## Extracted information
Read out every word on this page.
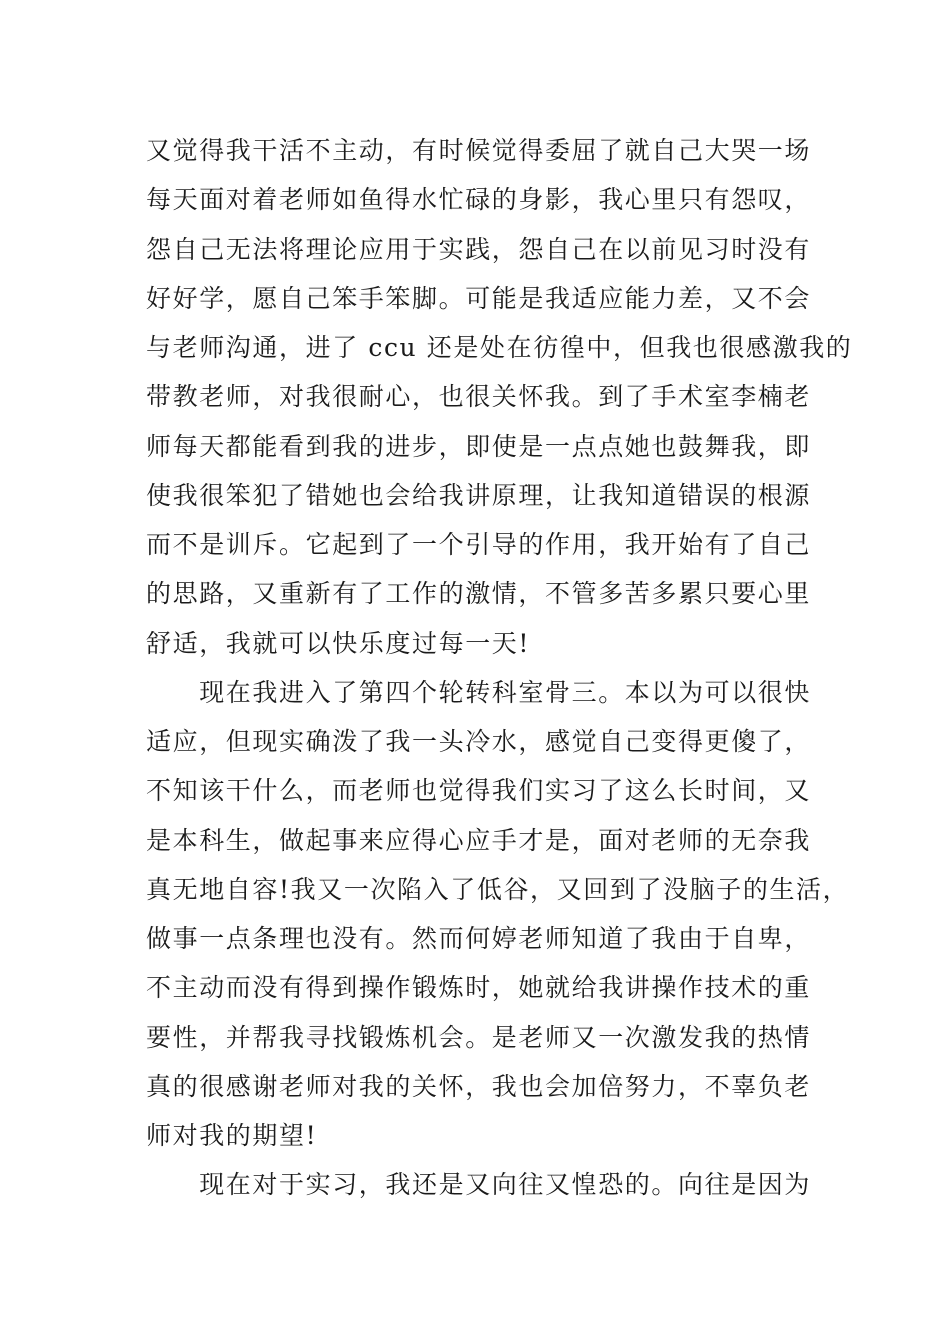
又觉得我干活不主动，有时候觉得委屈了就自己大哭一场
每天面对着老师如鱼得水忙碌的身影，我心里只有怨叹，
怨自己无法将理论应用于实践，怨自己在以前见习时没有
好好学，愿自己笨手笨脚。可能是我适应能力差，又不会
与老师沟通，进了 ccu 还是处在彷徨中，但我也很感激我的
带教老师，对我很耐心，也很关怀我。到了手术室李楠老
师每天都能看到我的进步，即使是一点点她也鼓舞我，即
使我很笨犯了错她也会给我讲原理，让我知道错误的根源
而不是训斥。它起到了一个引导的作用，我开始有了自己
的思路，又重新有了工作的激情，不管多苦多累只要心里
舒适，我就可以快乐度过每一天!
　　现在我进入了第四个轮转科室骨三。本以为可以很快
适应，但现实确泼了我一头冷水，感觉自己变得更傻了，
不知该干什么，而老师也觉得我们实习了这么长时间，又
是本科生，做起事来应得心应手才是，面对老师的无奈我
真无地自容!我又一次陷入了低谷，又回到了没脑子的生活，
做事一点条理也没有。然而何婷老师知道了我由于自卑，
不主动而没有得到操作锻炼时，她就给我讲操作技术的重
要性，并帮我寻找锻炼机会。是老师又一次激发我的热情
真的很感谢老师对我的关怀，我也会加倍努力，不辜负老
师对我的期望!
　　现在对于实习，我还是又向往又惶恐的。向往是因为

## Written exercise
Pictures don't belong in the copy. Transcribe every record exactly as it appears.

## Result for this exercise
Read out every word on this page.
又觉得我干活不主动，有时候觉得委屈了就自己大哭一场
每天面对着老师如鱼得水忙碌的身影，我心里只有怨叹，
怨自己无法将理论应用于实践，怨自己在以前见习时没有
好好学，愿自己笨手笨脚。可能是我适应能力差，又不会
与老师沟通，进了 ccu 还是处在彷徨中，但我也很感激我的
带教老师，对我很耐心，也很关怀我。到了手术室李楠老
师每天都能看到我的进步，即使是一点点她也鼓舞我，即
使我很笨犯了错她也会给我讲原理，让我知道错误的根源
而不是训斥。它起到了一个引导的作用，我开始有了自己
的思路，又重新有了工作的激情，不管多苦多累只要心里
舒适，我就可以快乐度过每一天!
　　现在我进入了第四个轮转科室骨三。本以为可以很快
适应，但现实确泼了我一头冷水，感觉自己变得更傻了，
不知该干什么，而老师也觉得我们实习了这么长时间，又
是本科生，做起事来应得心应手才是，面对老师的无奈我
真无地自容!我又一次陷入了低谷，又回到了没脑子的生活，
做事一点条理也没有。然而何婷老师知道了我由于自卑，
不主动而没有得到操作锻炼时，她就给我讲操作技术的重
要性，并帮我寻找锻炼机会。是老师又一次激发我的热情
真的很感谢老师对我的关怀，我也会加倍努力，不辜负老
师对我的期望!
　　现在对于实习，我还是又向往又惶恐的。向往是因为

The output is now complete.